Stored data:
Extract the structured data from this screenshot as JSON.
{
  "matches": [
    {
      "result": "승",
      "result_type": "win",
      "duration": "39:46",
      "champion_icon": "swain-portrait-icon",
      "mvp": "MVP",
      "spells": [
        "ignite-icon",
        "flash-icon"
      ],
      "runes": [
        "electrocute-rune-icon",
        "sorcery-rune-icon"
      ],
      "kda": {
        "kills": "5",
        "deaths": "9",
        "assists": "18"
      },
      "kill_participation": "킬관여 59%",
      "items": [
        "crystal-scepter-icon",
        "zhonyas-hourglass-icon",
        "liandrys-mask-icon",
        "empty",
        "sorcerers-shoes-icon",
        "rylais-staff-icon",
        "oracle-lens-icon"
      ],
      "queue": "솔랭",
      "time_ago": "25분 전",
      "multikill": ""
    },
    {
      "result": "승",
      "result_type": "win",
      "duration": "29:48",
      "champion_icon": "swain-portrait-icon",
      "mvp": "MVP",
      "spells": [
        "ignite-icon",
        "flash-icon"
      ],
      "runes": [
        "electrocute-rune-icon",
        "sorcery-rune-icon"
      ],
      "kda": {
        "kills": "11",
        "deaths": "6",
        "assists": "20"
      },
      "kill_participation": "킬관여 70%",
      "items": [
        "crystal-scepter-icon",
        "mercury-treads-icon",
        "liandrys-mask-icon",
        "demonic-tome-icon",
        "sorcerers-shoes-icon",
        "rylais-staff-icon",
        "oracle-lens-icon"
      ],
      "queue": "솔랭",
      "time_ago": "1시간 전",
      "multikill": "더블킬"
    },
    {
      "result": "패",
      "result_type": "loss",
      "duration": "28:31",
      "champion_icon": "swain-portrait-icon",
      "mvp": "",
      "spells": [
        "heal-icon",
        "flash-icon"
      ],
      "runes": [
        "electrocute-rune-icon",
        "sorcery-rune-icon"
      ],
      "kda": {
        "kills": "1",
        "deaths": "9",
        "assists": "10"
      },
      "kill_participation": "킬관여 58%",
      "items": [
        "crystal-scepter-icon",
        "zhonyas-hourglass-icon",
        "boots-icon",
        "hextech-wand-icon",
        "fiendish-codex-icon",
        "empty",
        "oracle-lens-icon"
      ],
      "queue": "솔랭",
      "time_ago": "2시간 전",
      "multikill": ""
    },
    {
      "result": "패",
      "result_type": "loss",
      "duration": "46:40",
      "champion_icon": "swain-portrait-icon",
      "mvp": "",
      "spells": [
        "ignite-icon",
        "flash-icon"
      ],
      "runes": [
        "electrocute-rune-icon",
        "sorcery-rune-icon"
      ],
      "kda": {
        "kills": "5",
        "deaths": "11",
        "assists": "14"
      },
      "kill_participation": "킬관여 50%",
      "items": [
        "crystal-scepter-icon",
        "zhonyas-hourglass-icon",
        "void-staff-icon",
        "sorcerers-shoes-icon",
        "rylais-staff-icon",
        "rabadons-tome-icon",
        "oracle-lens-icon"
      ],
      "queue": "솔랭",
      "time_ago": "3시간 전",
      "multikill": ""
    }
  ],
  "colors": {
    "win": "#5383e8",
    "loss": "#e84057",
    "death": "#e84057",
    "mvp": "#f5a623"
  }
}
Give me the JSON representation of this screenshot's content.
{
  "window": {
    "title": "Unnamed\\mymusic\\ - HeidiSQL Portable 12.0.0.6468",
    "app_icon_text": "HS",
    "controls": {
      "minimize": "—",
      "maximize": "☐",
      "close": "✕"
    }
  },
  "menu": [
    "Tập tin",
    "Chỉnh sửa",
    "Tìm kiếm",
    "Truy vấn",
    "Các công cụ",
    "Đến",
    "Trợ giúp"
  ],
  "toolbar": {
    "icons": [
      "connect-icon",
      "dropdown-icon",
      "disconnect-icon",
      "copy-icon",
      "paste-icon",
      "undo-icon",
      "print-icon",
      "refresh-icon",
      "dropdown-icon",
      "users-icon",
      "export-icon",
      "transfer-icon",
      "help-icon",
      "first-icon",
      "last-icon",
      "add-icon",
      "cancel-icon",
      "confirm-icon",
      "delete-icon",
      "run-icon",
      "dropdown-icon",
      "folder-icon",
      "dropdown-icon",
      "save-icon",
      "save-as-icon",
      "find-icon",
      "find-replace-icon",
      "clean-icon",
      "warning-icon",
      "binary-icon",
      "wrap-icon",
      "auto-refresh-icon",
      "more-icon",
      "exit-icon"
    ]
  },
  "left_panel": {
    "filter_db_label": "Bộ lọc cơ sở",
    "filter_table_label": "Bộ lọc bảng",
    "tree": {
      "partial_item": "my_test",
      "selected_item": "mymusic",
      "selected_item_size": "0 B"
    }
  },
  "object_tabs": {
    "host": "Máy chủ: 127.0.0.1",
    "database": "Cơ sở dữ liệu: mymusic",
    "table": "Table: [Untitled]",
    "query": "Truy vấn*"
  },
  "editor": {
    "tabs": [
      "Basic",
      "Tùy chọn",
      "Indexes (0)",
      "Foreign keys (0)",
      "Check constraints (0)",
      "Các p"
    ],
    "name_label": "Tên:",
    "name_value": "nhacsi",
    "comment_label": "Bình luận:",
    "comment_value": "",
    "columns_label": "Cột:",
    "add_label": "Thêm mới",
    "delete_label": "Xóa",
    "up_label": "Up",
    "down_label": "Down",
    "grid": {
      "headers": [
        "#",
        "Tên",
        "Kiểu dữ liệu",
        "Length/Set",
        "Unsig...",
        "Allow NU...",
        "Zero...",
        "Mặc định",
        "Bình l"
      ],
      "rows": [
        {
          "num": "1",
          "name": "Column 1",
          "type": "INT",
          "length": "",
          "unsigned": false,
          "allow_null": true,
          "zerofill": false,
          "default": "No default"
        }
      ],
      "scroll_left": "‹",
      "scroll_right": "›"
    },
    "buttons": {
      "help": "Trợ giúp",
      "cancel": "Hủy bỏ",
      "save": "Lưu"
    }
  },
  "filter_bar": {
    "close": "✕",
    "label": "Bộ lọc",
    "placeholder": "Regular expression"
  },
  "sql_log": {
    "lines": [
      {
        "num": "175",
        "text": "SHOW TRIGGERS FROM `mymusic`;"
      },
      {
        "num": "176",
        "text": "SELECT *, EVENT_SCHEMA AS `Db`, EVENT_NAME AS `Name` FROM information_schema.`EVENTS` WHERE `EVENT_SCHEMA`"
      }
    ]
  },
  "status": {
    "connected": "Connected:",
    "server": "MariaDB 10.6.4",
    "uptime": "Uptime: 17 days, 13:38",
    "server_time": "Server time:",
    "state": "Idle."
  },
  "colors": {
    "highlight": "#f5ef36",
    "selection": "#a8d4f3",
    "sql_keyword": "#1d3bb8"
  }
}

**The exercise**
Which lines hold the word "JSON"? Copy all of them.

**Output of the task**
Extract the structured data from this screenshot as JSON.
Give me the JSON representation of this screenshot's content.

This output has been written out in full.